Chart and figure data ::
# # #

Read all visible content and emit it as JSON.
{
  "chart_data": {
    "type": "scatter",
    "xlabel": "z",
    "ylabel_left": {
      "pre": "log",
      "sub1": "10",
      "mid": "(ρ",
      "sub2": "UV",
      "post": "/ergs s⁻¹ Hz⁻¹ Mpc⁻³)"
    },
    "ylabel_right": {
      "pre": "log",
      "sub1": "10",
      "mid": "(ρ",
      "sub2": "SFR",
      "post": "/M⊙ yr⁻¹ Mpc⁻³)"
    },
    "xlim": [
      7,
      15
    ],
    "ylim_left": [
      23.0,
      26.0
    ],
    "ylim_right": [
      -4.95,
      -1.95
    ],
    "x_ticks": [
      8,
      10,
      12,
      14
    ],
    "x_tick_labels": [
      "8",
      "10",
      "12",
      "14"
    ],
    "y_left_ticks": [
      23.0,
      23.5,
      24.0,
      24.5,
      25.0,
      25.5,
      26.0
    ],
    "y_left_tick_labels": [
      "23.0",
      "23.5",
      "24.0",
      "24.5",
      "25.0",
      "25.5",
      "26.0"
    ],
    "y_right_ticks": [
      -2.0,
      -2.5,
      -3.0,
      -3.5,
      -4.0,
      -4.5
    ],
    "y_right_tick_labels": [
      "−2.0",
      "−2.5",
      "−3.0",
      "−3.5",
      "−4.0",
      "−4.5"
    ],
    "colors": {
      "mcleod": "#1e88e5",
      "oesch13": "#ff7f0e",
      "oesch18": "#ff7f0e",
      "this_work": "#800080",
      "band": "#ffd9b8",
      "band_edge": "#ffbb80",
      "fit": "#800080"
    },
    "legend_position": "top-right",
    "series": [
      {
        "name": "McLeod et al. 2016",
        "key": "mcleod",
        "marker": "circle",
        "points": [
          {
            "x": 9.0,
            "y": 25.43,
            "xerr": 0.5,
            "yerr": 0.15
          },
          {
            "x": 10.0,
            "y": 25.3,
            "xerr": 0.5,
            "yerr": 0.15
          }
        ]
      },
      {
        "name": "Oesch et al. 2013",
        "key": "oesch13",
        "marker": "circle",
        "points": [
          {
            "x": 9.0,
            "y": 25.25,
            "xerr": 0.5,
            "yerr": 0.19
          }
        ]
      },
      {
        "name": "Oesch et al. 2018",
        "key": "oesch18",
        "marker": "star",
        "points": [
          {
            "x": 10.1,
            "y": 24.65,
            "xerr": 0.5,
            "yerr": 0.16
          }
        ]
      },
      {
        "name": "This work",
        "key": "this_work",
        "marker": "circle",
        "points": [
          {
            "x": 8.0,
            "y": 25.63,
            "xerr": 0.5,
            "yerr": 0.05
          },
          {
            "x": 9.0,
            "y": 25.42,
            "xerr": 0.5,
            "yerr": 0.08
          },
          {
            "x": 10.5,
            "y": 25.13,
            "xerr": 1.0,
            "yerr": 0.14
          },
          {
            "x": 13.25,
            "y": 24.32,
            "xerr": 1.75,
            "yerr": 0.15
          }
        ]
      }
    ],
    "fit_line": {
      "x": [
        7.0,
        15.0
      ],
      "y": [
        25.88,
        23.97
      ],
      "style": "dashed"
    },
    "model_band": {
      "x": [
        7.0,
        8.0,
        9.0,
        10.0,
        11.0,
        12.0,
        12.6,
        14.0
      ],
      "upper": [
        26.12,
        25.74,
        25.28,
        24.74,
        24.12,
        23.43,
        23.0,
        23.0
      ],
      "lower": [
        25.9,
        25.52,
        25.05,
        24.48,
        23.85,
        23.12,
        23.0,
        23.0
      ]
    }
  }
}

# # #

WORK TO DO :: Copy every single line of the material above that holds "name".

OUTPUT FOR THIS TASK ::
        "name": "McLeod et al. 2016",
        "name": "Oesch et al. 2013",
        "name": "Oesch et al. 2018",
        "name": "This work",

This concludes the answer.